Exercise aim:
Render every entry exactly as it appears.

Available records:
········
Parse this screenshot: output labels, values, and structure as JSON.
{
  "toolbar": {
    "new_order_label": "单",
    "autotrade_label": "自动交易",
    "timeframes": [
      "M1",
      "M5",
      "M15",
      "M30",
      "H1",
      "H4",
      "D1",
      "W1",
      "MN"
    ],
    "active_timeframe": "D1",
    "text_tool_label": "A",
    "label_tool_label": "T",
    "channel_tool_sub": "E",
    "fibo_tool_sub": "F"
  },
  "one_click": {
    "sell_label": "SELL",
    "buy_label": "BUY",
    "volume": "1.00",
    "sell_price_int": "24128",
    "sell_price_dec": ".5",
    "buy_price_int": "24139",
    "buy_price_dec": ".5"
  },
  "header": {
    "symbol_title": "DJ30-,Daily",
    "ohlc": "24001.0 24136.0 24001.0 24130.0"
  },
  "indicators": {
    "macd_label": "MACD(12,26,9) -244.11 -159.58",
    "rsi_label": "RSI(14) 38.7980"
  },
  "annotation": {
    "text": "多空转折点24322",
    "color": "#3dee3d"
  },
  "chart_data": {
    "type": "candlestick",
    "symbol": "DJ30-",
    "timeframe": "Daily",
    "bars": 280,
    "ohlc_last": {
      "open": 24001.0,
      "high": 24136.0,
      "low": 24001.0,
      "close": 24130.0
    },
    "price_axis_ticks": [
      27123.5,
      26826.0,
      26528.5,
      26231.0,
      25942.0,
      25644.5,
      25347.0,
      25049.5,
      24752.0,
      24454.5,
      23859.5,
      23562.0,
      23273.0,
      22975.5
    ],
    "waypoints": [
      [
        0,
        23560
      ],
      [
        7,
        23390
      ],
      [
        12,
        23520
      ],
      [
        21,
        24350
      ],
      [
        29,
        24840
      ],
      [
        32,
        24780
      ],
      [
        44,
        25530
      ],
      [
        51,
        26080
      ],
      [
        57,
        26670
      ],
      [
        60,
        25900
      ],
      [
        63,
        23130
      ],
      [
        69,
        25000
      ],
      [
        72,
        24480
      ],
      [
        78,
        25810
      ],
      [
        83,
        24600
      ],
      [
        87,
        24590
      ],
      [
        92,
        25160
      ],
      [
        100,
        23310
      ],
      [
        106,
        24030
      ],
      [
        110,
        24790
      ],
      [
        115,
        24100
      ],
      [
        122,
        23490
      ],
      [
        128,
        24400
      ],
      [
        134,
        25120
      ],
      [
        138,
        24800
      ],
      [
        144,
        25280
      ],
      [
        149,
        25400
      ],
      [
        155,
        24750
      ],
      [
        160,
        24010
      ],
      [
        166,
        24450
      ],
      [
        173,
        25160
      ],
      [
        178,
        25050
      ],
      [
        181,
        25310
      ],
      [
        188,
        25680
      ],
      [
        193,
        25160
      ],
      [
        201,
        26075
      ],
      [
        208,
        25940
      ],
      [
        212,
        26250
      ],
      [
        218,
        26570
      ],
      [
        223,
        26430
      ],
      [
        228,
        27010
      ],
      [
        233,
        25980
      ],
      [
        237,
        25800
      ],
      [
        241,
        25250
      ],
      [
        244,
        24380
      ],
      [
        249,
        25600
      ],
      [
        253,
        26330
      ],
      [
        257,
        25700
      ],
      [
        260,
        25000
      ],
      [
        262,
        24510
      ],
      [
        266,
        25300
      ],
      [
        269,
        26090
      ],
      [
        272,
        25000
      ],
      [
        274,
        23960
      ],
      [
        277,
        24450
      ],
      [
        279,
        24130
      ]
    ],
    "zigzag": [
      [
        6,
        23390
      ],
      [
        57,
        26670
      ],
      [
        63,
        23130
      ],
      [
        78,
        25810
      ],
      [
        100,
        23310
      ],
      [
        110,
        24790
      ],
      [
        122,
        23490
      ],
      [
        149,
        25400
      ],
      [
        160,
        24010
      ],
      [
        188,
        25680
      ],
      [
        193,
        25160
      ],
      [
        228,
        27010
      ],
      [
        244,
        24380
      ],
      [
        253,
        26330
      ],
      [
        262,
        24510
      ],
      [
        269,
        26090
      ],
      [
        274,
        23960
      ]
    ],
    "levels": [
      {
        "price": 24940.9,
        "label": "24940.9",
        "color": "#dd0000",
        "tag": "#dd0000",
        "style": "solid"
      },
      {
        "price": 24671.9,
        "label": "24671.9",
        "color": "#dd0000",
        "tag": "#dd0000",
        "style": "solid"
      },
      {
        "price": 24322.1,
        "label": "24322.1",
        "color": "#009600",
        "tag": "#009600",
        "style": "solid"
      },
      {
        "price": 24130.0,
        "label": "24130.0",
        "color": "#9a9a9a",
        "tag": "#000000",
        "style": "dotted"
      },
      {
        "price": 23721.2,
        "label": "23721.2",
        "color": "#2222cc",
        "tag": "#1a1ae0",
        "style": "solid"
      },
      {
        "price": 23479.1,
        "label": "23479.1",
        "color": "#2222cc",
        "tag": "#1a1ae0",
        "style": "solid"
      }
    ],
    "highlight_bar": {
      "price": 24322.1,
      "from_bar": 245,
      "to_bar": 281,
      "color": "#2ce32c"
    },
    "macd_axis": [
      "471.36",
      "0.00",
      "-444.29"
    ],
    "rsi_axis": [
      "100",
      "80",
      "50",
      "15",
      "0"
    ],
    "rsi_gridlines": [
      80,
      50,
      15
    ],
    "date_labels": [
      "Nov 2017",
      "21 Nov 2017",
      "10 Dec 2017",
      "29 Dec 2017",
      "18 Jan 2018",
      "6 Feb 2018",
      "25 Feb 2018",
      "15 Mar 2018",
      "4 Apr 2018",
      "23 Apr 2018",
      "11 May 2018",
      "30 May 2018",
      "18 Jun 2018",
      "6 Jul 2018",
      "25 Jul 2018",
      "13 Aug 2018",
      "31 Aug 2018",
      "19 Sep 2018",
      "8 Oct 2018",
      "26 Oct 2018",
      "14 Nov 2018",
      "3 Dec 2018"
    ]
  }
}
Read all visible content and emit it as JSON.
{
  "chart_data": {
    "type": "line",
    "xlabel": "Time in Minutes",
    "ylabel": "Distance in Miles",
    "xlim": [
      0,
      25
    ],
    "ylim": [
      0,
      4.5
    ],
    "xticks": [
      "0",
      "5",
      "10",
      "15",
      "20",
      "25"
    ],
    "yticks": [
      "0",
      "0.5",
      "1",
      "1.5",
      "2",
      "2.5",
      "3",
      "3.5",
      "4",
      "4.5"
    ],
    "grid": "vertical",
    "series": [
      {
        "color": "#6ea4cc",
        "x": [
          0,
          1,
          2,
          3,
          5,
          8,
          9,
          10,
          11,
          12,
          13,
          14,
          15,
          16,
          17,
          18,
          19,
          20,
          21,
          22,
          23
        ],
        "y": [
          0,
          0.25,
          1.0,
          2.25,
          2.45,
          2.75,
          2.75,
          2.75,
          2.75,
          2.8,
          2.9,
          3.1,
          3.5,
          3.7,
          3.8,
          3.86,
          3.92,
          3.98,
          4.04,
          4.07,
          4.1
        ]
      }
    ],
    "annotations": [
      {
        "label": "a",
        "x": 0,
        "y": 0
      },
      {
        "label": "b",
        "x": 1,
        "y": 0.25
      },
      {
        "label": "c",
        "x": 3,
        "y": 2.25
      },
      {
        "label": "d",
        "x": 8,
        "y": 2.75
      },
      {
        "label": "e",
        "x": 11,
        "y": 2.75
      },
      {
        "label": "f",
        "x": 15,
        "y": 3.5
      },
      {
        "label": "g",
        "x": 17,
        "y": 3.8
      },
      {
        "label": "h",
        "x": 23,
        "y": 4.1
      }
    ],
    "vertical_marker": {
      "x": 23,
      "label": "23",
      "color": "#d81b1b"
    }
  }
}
········
Task response:
Parse this screenshot: output labels, values, and structure as JSON.
{
  "toolbar": {
    "new_order_label": "单",
    "autotrade_label": "自动交易",
    "timeframes": [
      "M1",
      "M5",
      "M15",
      "M30",
      "H1",
      "H4",
      "D1",
      "W1",
      "MN"
    ],
    "active_timeframe": "D1",
    "text_tool_label": "A",
    "label_tool_label": "T",
    "channel_tool_sub": "E",
    "fibo_tool_sub": "F"
  },
  "one_click": {
    "sell_label": "SELL",
    "buy_label": "BUY",
    "volume": "1.00",
    "sell_price_int": "24128",
    "sell_price_dec": ".5",
    "buy_price_int": "24139",
    "buy_price_dec": ".5"
  },
  "header": {
    "symbol_title": "DJ30-,Daily",
    "ohlc": "24001.0 24136.0 24001.0 24130.0"
  },
  "indicators": {
    "macd_label": "MACD(12,26,9) -244.11 -159.58",
    "rsi_label": "RSI(14) 38.7980"
  },
  "annotation": {
    "text": "多空转折点24322",
    "color": "#3dee3d"
  },
  "chart_data": {
    "type": "candlestick",
    "symbol": "DJ30-",
    "timeframe": "Daily",
    "bars": 280,
    "ohlc_last": {
      "open": 24001.0,
      "high": 24136.0,
      "low": 24001.0,
      "close": 24130.0
    },
    "price_axis_ticks": [
      27123.5,
      26826.0,
      26528.5,
      26231.0,
      25942.0,
      25644.5,
      25347.0,
      25049.5,
      24752.0,
      24454.5,
      23859.5,
      23562.0,
      23273.0,
      22975.5
    ],
    "waypoints": [
      [
        0,
        23560
      ],
      [
        7,
        23390
      ],
      [
        12,
        23520
      ],
      [
        21,
        24350
      ],
      [
        29,
        24840
      ],
      [
        32,
        24780
      ],
      [
        44,
        25530
      ],
      [
        51,
        26080
      ],
      [
        57,
        26670
      ],
      [
        60,
        25900
      ],
      [
        63,
        23130
      ],
      [
        69,
        25000
      ],
      [
        72,
        24480
      ],
      [
        78,
        25810
      ],
      [
        83,
        24600
      ],
      [
        87,
        24590
      ],
      [
        92,
        25160
      ],
      [
        100,
        23310
      ],
      [
        106,
        24030
      ],
      [
        110,
        24790
      ],
      [
        115,
        24100
      ],
      [
        122,
        23490
      ],
      [
        128,
        24400
      ],
      [
        134,
        25120
      ],
      [
        138,
        24800
      ],
      [
        144,
        25280
      ],
      [
        149,
        25400
      ],
      [
        155,
        24750
      ],
      [
        160,
        24010
      ],
      [
        166,
        24450
      ],
      [
        173,
        25160
      ],
      [
        178,
        25050
      ],
      [
        181,
        25310
      ],
      [
        188,
        25680
      ],
      [
        193,
        25160
      ],
      [
        201,
        26075
      ],
      [
        208,
        25940
      ],
      [
        212,
        26250
      ],
      [
        218,
        26570
      ],
      [
        223,
        26430
      ],
      [
        228,
        27010
      ],
      [
        233,
        25980
      ],
      [
        237,
        25800
      ],
      [
        241,
        25250
      ],
      [
        244,
        24380
      ],
      [
        249,
        25600
      ],
      [
        253,
        26330
      ],
      [
        257,
        25700
      ],
      [
        260,
        25000
      ],
      [
        262,
        24510
      ],
      [
        266,
        25300
      ],
      [
        269,
        26090
      ],
      [
        272,
        25000
      ],
      [
        274,
        23960
      ],
      [
        277,
        24450
      ],
      [
        279,
        24130
      ]
    ],
    "zigzag": [
      [
        6,
        23390
      ],
      [
        57,
        26670
      ],
      [
        63,
        23130
      ],
      [
        78,
        25810
      ],
      [
        100,
        23310
      ],
      [
        110,
        24790
      ],
      [
        122,
        23490
      ],
      [
        149,
        25400
      ],
      [
        160,
        24010
      ],
      [
        188,
        25680
      ],
      [
        193,
        25160
      ],
      [
        228,
        27010
      ],
      [
        244,
        24380
      ],
      [
        253,
        26330
      ],
      [
        262,
        24510
      ],
      [
        269,
        26090
      ],
      [
        274,
        23960
      ]
    ],
    "levels": [
      {
        "price": 24940.9,
        "label": "24940.9",
        "color": "#dd0000",
        "tag": "#dd0000",
        "style": "solid"
      },
      {
        "price": 24671.9,
        "label": "24671.9",
        "color": "#dd0000",
        "tag": "#dd0000",
        "style": "solid"
      },
      {
        "price": 24322.1,
        "label": "24322.1",
        "color": "#009600",
        "tag": "#009600",
        "style": "solid"
      },
      {
        "price": 24130.0,
        "label": "24130.0",
        "color": "#9a9a9a",
        "tag": "#000000",
        "style": "dotted"
      },
      {
        "price": 23721.2,
        "label": "23721.2",
        "color": "#2222cc",
        "tag": "#1a1ae0",
        "style": "solid"
      },
      {
        "price": 23479.1,
        "label": "23479.1",
        "color": "#2222cc",
        "tag": "#1a1ae0",
        "style": "solid"
      }
    ],
    "highlight_bar": {
      "price": 24322.1,
      "from_bar": 245,
      "to_bar": 281,
      "color": "#2ce32c"
    },
    "macd_axis": [
      "471.36",
      "0.00",
      "-444.29"
    ],
    "rsi_axis": [
      "100",
      "80",
      "50",
      "15",
      "0"
    ],
    "rsi_gridlines": [
      80,
      50,
      15
    ],
    "date_labels": [
      "Nov 2017",
      "21 Nov 2017",
      "10 Dec 2017",
      "29 Dec 2017",
      "18 Jan 2018",
      "6 Feb 2018",
      "25 Feb 2018",
      "15 Mar 2018",
      "4 Apr 2018",
      "23 Apr 2018",
      "11 May 2018",
      "30 May 2018",
      "18 Jun 2018",
      "6 Jul 2018",
      "25 Jul 2018",
      "13 Aug 2018",
      "31 Aug 2018",
      "19 Sep 2018",
      "8 Oct 2018",
      "26 Oct 2018",
      "14 Nov 2018",
      "3 Dec 2018"
    ]
  }
}
Read all visible content and emit it as JSON.
{
  "chart_data": {
    "type": "line",
    "xlabel": "Time in Minutes",
    "ylabel": "Distance in Miles",
    "xlim": [
      0,
      25
    ],
    "ylim": [
      0,
      4.5
    ],
    "xticks": [
      "0",
      "5",
      "10",
      "15",
      "20",
      "25"
    ],
    "yticks": [
      "0",
      "0.5",
      "1",
      "1.5",
      "2",
      "2.5",
      "3",
      "3.5",
      "4",
      "4.5"
    ],
    "grid": "vertical",
    "series": [
      {
        "color": "#6ea4cc",
        "x": [
          0,
          1,
          2,
          3,
          5,
          8,
          9,
          10,
          11,
          12,
          13,
          14,
          15,
          16,
          17,
          18,
          19,
          20,
          21,
          22,
          23
        ],
        "y": [
          0,
          0.25,
          1.0,
          2.25,
          2.45,
          2.75,
          2.75,
          2.75,
          2.75,
          2.8,
          2.9,
          3.1,
          3.5,
          3.7,
          3.8,
          3.86,
          3.92,
          3.98,
          4.04,
          4.07,
          4.1
        ]
      }
    ],
    "annotations": [
      {
        "label": "a",
        "x": 0,
        "y": 0
      },
      {
        "label": "b",
        "x": 1,
        "y": 0.25
      },
      {
        "label": "c",
        "x": 3,
        "y": 2.25
      },
      {
        "label": "d",
        "x": 8,
        "y": 2.75
      },
      {
        "label": "e",
        "x": 11,
        "y": 2.75
      },
      {
        "label": "f",
        "x": 15,
        "y": 3.5
      },
      {
        "label": "g",
        "x": 17,
        "y": 3.8
      },
      {
        "label": "h",
        "x": 23,
        "y": 4.1
      }
    ],
    "vertical_marker": {
      "x": 23,
      "label": "23",
      "color": "#d81b1b"
    }
  }
}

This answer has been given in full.